* WHAT NEEDS TO BE DONE *
The entire listing is to be repeated verbatim.

* RECORD EXTRACTS *
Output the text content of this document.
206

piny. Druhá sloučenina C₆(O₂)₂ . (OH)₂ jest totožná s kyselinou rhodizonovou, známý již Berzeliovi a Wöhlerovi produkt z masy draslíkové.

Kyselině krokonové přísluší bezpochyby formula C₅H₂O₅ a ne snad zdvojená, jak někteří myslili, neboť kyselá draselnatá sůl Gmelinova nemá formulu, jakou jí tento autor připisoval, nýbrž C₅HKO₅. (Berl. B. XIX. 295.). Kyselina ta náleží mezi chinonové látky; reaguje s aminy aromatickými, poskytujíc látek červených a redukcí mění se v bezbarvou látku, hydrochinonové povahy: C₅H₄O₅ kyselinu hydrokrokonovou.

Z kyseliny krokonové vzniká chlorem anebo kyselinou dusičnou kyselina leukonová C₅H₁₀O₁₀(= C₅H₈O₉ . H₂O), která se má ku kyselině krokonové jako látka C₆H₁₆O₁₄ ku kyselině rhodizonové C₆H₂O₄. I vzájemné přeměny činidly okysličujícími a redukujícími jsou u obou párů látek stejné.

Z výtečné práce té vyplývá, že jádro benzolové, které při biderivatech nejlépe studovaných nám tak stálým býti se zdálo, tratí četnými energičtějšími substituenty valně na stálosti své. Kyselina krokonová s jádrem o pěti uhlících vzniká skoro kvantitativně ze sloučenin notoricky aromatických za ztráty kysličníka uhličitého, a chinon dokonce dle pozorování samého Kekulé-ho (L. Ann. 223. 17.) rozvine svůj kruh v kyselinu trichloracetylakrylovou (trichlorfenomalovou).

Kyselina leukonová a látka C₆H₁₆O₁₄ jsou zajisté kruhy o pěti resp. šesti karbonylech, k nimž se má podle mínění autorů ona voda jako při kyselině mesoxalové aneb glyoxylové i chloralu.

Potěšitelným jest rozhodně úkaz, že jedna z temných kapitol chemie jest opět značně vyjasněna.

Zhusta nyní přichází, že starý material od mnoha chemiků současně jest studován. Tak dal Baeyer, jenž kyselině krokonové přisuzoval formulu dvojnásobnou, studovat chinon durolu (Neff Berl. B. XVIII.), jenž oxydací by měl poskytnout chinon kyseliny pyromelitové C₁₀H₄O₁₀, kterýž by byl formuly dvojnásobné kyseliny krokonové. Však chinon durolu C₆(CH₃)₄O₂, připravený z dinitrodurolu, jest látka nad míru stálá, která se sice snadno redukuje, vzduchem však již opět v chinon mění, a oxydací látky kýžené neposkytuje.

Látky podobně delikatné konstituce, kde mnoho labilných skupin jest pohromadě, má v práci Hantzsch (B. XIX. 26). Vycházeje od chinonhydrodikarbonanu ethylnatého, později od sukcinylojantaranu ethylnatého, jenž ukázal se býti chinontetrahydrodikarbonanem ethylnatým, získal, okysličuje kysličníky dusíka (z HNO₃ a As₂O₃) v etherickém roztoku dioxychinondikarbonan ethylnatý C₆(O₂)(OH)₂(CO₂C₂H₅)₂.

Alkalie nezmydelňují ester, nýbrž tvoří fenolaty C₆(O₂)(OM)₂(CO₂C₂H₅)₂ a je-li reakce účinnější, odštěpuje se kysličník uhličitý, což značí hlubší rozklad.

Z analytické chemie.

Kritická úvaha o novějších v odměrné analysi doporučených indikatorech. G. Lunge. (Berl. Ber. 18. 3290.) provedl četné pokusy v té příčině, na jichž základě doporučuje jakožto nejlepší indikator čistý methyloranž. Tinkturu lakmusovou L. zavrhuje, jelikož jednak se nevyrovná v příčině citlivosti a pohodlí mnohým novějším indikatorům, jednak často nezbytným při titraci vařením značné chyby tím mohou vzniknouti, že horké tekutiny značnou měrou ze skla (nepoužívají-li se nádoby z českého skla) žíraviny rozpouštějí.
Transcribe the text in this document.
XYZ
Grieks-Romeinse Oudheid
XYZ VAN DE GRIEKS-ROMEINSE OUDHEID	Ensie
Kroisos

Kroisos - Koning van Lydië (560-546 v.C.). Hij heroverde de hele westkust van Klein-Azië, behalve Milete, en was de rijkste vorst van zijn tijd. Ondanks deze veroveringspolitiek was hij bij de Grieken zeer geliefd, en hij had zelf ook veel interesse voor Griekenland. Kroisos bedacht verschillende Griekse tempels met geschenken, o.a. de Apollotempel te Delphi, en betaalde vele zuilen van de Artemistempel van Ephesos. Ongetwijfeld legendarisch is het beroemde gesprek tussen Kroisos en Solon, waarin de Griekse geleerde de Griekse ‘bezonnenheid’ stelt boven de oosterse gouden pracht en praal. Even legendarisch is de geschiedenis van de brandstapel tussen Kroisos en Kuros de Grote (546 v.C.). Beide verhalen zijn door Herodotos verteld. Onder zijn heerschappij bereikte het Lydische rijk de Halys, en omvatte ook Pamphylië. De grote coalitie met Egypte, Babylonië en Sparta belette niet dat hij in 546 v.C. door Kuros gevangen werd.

* SOLUTION FOR THIS PROBLEM *
Output the text content of this document.
206

piny. Druhá sloučenina C₆(O₂)₂ . (OH)₂ jest totožná s kyselinou rhodizonovou, známý již Berzeliovi a Wöhlerovi produkt z masy draslíkové.

Kyselině krokonové přísluší bezpochyby formula C₅H₂O₅ a ne snad zdvojená, jak někteří myslili, neboť kyselá draselnatá sůl Gmelinova nemá formulu, jakou jí tento autor připisoval, nýbrž C₅HKO₅. (Berl. B. XIX. 295.). Kyselina ta náleží mezi chinonové látky; reaguje s aminy aromatickými, poskytujíc látek červených a redukcí mění se v bezbarvou látku, hydrochinonové povahy: C₅H₄O₅ kyselinu hydrokrokonovou.

Z kyseliny krokonové vzniká chlorem anebo kyselinou dusičnou kyselina leukonová C₅H₁₀O₁₀(= C₅H₈O₉ . H₂O), která se má ku kyselině krokonové jako látka C₆H₁₆O₁₄ ku kyselině rhodizonové C₆H₂O₄. I vzájemné přeměny činidly okysličujícími a redukujícími jsou u obou párů látek stejné.

Z výtečné práce té vyplývá, že jádro benzolové, které při biderivatech nejlépe studovaných nám tak stálým býti se zdálo, tratí četnými energičtějšími substituenty valně na stálosti své. Kyselina krokonová s jádrem o pěti uhlících vzniká skoro kvantitativně ze sloučenin notoricky aromatických za ztráty kysličníka uhličitého, a chinon dokonce dle pozorování samého Kekulé-ho (L. Ann. 223. 17.) rozvine svůj kruh v kyselinu trichloracetylakrylovou (trichlorfenomalovou).

Kyselina leukonová a látka C₆H₁₆O₁₄ jsou zajisté kruhy o pěti resp. šesti karbonylech, k nimž se má podle mínění autorů ona voda jako při kyselině mesoxalové aneb glyoxylové i chloralu.

Potěšitelným jest rozhodně úkaz, že jedna z temných kapitol chemie jest opět značně vyjasněna.

Zhusta nyní přichází, že starý material od mnoha chemiků současně jest studován. Tak dal Baeyer, jenž kyselině krokonové přisuzoval formulu dvojnásobnou, studovat chinon durolu (Neff Berl. B. XVIII.), jenž oxydací by měl poskytnout chinon kyseliny pyromelitové C₁₀H₄O₁₀, kterýž by byl formuly dvojnásobné kyseliny krokonové. Však chinon durolu C₆(CH₃)₄O₂, připravený z dinitrodurolu, jest látka nad míru stálá, která se sice snadno redukuje, vzduchem však již opět v chinon mění, a oxydací látky kýžené neposkytuje.

Látky podobně delikatné konstituce, kde mnoho labilných skupin jest pohromadě, má v práci Hantzsch (B. XIX. 26). Vycházeje od chinonhydrodikarbonanu ethylnatého, později od sukcinylojantaranu ethylnatého, jenž ukázal se býti chinontetrahydrodikarbonanem ethylnatým, získal, okysličuje kysličníky dusíka (z HNO₃ a As₂O₃) v etherickém roztoku dioxychinondikarbonan ethylnatý C₆(O₂)(OH)₂(CO₂C₂H₅)₂.

Alkalie nezmydelňují ester, nýbrž tvoří fenolaty C₆(O₂)(OM)₂(CO₂C₂H₅)₂ a je-li reakce účinnější, odštěpuje se kysličník uhličitý, což značí hlubší rozklad.

Z analytické chemie.

Kritická úvaha o novějších v odměrné analysi doporučených indikatorech. G. Lunge. (Berl. Ber. 18. 3290.) provedl četné pokusy v té příčině, na jichž základě doporučuje jakožto nejlepší indikator čistý methyloranž. Tinkturu lakmusovou L. zavrhuje, jelikož jednak se nevyrovná v příčině citlivosti a pohodlí mnohým novějším indikatorům, jednak často nezbytným při titraci vařením značné chyby tím mohou vzniknouti, že horké tekutiny značnou měrou ze skla (nepoužívají-li se nádoby z českého skla) žíraviny rozpouštějí.
Transcribe the text in this document.
XYZ
Grieks-Romeinse Oudheid
XYZ VAN DE GRIEKS-ROMEINSE OUDHEID	Ensie
Kroisos

Kroisos - Koning van Lydië (560-546 v.C.). Hij heroverde de hele westkust van Klein-Azië, behalve Milete, en was de rijkste vorst van zijn tijd. Ondanks deze veroveringspolitiek was hij bij de Grieken zeer geliefd, en hij had zelf ook veel interesse voor Griekenland. Kroisos bedacht verschillende Griekse tempels met geschenken, o.a. de Apollotempel te Delphi, en betaalde vele zuilen van de Artemistempel van Ephesos. Ongetwijfeld legendarisch is het beroemde gesprek tussen Kroisos en Solon, waarin de Griekse geleerde de Griekse ‘bezonnenheid’ stelt boven de oosterse gouden pracht en praal. Even legendarisch is de geschiedenis van de brandstapel tussen Kroisos en Kuros de Grote (546 v.C.). Beide verhalen zijn door Herodotos verteld. Onder zijn heerschappij bereikte het Lydische rijk de Halys, en omvatte ook Pamphylië. De grote coalitie met Egypte, Babylonië en Sparta belette niet dat hij in 546 v.C. door Kuros gevangen werd.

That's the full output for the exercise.